REQUIREMENT ▸ Tell how many lines in these records contain the string "text", with only the number as the reply.
..............................
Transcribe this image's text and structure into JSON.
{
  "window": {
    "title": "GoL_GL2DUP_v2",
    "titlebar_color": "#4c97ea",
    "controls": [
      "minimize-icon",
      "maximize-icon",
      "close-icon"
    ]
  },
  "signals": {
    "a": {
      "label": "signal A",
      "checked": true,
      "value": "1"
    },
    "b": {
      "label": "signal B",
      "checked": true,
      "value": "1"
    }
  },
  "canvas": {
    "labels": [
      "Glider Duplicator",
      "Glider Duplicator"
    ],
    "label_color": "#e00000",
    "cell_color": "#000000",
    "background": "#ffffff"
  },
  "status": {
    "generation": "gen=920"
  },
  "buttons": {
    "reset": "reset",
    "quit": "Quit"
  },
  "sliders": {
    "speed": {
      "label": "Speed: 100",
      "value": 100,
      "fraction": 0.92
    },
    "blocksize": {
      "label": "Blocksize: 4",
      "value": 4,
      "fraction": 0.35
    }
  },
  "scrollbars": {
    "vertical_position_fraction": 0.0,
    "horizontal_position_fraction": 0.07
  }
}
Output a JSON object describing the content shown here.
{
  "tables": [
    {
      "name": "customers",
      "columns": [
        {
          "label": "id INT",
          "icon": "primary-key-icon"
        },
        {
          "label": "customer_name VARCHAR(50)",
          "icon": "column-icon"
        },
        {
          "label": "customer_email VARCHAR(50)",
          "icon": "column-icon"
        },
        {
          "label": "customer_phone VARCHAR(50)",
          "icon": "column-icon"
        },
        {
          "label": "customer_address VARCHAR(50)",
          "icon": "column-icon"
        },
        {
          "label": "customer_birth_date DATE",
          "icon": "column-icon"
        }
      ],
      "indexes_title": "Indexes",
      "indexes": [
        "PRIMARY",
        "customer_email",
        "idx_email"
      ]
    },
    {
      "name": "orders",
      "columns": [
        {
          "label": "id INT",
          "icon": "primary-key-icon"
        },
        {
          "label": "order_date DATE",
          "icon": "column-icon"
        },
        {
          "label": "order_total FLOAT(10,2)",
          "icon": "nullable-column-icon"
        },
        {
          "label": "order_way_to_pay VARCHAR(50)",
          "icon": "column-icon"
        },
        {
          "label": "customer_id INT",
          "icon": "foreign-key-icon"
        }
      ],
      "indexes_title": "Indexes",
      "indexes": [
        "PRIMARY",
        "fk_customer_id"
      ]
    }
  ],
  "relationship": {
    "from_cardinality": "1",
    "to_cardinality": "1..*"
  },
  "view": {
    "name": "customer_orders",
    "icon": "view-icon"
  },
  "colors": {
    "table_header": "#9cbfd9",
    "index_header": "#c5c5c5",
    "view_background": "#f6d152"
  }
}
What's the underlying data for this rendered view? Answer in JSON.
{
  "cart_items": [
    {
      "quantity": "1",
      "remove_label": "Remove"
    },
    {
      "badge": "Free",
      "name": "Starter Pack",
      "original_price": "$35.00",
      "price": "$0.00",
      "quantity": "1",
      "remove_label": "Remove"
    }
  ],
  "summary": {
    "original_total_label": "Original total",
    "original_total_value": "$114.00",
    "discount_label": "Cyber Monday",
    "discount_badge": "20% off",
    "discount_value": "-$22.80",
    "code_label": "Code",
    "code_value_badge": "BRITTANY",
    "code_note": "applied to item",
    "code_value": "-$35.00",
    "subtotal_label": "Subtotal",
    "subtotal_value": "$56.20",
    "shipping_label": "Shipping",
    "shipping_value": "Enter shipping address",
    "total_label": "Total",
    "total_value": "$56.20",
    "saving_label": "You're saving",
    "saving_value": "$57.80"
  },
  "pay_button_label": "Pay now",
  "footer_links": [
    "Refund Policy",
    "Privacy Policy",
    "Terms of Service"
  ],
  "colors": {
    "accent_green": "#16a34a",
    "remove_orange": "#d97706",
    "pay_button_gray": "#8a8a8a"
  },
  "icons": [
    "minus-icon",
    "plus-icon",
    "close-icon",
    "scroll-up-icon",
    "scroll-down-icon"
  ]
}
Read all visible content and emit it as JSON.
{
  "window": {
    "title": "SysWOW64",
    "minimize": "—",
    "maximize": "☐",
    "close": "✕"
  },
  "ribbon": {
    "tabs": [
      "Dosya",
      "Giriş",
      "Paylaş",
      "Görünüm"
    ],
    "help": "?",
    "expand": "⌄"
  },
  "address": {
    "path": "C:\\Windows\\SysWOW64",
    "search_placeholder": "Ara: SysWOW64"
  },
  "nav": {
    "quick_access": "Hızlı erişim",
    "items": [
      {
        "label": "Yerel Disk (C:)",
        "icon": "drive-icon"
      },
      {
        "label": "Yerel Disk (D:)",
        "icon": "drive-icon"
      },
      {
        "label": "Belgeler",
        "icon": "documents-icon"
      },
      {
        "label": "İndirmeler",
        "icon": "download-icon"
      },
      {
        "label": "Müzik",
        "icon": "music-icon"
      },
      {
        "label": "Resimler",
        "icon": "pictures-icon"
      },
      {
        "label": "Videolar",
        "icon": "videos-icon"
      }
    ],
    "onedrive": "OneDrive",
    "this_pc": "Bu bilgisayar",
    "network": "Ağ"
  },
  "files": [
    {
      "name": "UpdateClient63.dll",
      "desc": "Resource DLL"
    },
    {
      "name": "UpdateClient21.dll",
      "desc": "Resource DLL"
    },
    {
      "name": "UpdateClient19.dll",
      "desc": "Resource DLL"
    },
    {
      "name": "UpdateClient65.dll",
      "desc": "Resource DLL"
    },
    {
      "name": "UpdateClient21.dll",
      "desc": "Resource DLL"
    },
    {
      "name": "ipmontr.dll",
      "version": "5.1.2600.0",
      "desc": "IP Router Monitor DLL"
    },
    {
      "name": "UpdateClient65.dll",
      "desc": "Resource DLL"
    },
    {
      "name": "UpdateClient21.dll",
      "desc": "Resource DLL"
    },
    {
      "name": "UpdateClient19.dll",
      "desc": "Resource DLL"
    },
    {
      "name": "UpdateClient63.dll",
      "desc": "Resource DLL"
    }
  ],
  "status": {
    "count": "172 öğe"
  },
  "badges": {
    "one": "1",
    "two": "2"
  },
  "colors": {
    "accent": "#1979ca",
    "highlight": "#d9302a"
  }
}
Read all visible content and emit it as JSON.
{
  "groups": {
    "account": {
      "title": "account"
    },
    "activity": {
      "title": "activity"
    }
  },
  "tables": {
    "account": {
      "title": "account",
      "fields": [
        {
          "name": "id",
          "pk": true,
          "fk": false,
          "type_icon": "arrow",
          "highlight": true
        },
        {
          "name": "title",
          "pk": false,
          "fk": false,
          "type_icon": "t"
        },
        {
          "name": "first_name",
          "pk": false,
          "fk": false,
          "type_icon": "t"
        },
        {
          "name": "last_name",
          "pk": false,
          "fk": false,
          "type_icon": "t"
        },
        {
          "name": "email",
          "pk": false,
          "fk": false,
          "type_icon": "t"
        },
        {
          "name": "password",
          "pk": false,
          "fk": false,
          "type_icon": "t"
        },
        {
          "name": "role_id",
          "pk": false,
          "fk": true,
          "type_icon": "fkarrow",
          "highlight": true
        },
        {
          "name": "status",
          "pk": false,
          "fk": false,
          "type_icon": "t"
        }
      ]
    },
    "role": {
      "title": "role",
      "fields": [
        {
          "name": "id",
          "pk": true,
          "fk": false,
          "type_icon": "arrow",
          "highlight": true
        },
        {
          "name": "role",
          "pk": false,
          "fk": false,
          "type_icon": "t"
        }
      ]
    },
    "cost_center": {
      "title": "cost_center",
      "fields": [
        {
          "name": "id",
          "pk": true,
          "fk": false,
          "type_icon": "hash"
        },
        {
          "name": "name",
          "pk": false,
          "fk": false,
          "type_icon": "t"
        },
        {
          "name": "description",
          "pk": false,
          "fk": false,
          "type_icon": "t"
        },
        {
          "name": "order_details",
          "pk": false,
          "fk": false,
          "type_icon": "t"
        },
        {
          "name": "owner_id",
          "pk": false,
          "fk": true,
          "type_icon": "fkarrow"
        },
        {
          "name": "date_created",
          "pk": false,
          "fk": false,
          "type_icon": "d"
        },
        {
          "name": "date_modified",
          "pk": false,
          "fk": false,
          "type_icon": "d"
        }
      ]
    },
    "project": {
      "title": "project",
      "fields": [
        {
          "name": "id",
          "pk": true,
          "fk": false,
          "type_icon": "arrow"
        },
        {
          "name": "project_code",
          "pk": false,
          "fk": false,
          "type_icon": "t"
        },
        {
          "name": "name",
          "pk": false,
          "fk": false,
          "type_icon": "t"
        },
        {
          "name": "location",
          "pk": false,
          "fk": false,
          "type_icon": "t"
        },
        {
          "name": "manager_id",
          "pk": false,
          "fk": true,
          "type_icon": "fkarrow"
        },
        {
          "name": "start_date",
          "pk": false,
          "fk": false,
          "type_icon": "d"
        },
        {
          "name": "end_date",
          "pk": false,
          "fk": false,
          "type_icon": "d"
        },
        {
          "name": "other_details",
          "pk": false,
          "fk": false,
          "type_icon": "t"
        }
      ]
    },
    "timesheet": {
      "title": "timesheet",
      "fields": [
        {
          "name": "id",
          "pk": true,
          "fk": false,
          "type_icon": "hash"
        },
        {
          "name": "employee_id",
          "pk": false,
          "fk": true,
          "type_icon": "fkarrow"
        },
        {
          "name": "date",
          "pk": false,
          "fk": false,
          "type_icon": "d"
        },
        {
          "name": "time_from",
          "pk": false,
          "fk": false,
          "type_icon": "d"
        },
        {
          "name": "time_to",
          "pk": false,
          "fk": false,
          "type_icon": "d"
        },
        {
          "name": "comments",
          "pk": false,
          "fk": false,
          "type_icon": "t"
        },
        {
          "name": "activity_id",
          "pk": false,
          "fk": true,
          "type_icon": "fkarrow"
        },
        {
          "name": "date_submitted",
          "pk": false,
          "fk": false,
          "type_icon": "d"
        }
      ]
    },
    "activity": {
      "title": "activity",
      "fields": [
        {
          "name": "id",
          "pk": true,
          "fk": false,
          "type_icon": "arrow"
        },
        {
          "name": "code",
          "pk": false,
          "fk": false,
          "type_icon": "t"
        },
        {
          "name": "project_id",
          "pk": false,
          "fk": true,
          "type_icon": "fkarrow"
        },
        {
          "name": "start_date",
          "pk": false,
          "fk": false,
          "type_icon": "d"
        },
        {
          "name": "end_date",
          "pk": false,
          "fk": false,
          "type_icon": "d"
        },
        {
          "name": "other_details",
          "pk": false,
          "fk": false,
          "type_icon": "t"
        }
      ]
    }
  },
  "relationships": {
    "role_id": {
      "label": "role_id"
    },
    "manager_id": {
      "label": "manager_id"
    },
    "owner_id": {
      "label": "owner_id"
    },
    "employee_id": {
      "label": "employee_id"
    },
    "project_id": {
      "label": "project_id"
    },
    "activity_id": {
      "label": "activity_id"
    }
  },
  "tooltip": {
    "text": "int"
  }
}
..............................
SOLUTION BELOW ▸ 2